• **Trecho selecionado**:
+--
Com a inserção de modificações na Lei de Execuções Penais, nota-se que o objetivo é alterar o rito em todas as suas fases e gerar maior proteção as vítimas e maior rigor punitivo aos agressores. Dessa forma, tais alterações servem para evidenciar o empenho e o dever de não só punir inicialmente a conduta, mas de manter a punição e proteção de forma ativa em todo decorrer do processo, evitando o esquecimento, a mitigação e a relativização da conduta.

Ademais, a Lei de Crimes Hediondos foi modificada ao definir quais qualificadoras do crime de homicídio possuem natureza hedionda e ao acrescentar a nova tipificação: feminicídio como crime hediondo. A última reconfiguração pertinente trazida pela 14.994/2024 foi o aumento de pena reclusão, de 2 (dois) a 5 (cinco) anos, e multa no crime de descumprimento das decisões judiciais que deferiram medidas protetivas de urgência previstas Lei Maria da Penha.
+--
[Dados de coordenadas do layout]
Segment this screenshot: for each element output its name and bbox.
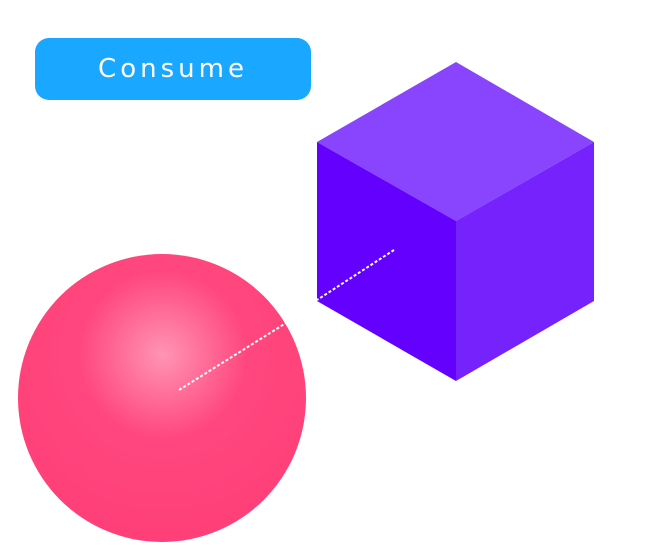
cube[interactable]: [316, 62, 594, 381]
consume-button[interactable]: Consume: [35, 38, 311, 100]
cube-dashed-line: [316, 249, 395, 301]
cube-left-face: [317, 142, 456, 381]
cube-right-face: [456, 142, 594, 381]
sphere-body: [18, 254, 306, 542]
sphere[interactable]: [18, 254, 306, 542]
sphere-dashed-line: [178, 322, 287, 391]
cube-top-face: [317, 62, 594, 221]
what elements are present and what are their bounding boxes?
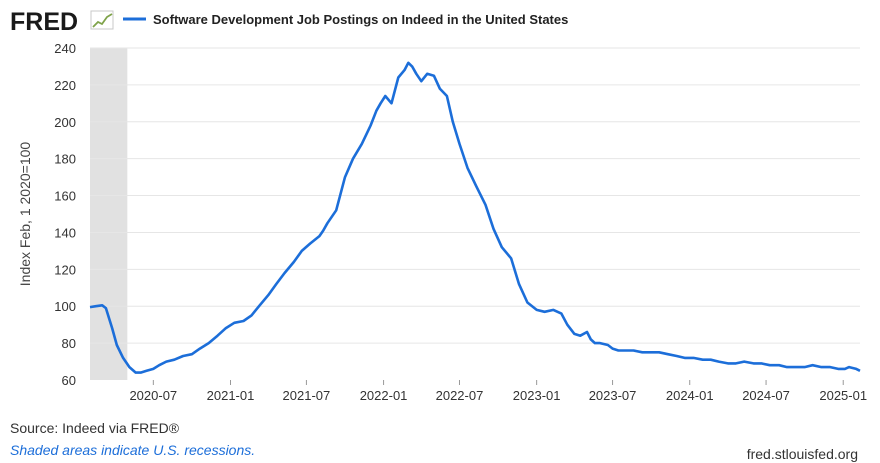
y-tick-label: 100 <box>54 299 76 314</box>
y-tick-label: 240 <box>54 41 76 56</box>
fred-chart-icon <box>90 10 114 30</box>
y-tick-label: 200 <box>54 115 76 130</box>
recession-band <box>90 48 128 380</box>
x-tick-label: 2023-07 <box>589 388 637 403</box>
y-tick-label: 180 <box>54 152 76 167</box>
chart-title: Software Development Job Postings on Ind… <box>153 12 568 27</box>
x-tick-label: 2023-01 <box>513 388 561 403</box>
y-tick-label: 80 <box>62 336 76 351</box>
y-axis: 60 80 100 120 140 160 180 200 220 240 <box>54 41 76 388</box>
x-tick-label: 2022-01 <box>360 388 408 403</box>
gridlines <box>90 47 860 344</box>
x-tick-label: 2024-01 <box>666 388 714 403</box>
x-tick-label: 2022-07 <box>436 388 484 403</box>
x-tick-label: 2024-07 <box>742 388 790 403</box>
recession-note: Shaded areas indicate U.S. recessions. <box>10 442 256 458</box>
x-tick-label: 2020-07 <box>129 388 177 403</box>
y-tick-label: 140 <box>54 225 76 240</box>
y-axis-label: Index Feb, 1 2020=100 <box>17 142 33 287</box>
recession-shading <box>90 48 128 380</box>
plot-area <box>90 48 860 380</box>
x-tick-label: 2021-01 <box>207 388 255 403</box>
y-tick-label: 220 <box>54 78 76 93</box>
source-text: Source: Indeed via FRED® <box>10 420 180 436</box>
y-tick-label: 60 <box>62 373 76 388</box>
fred-logo: FRED <box>10 8 78 36</box>
y-tick-label: 160 <box>54 189 76 204</box>
x-tick-label: 2021-07 <box>283 388 331 403</box>
y-tick-label: 120 <box>54 262 76 277</box>
series-line <box>89 61 861 374</box>
site-credit[interactable]: fred.stlouisfed.org <box>746 446 858 462</box>
x-axis: 2020-07 2021-01 2021-07 2022-01 2022-07 2023-… <box>129 380 867 403</box>
x-tick-label: 2025-01 <box>819 388 867 403</box>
+--
• **Tarefas propostas**:
**1.** Segundo o trecho sobre a Lei 14.994/2024, qual pena passou a valer para o descumprimento das decisões judiciais que deferiram medidas protetivas de urgência previstas na Lei Maria da Penha?
**2.** Reproduza do trecho sobre a Lei 14.994/2024 a parte que se inicia com as palavras que contêm "Ademais, a Lei" e se encerra com "Maria da Penha.".

• **Soluções dos problemas**:
**1.** Reclusão de 2 (dois) a 5 (cinco) anos, e multa.

**2.**
Ademais, a Lei de Crimes Hediondos foi modificada ao definir quais qualificadoras do crime de homicídio possuem natureza hedionda e ao acrescentar a nova tipificação: feminicídio como crime hediondo. A última reconfiguração pertinente trazida pela 14.994/2024 foi o aumento de pena reclusão, de 2 (dois) a 5 (cinco) anos, e multa no crime de descumprimento das decisões judiciais que deferiram medidas protetivas de urgência previstas Lei Maria da Penha.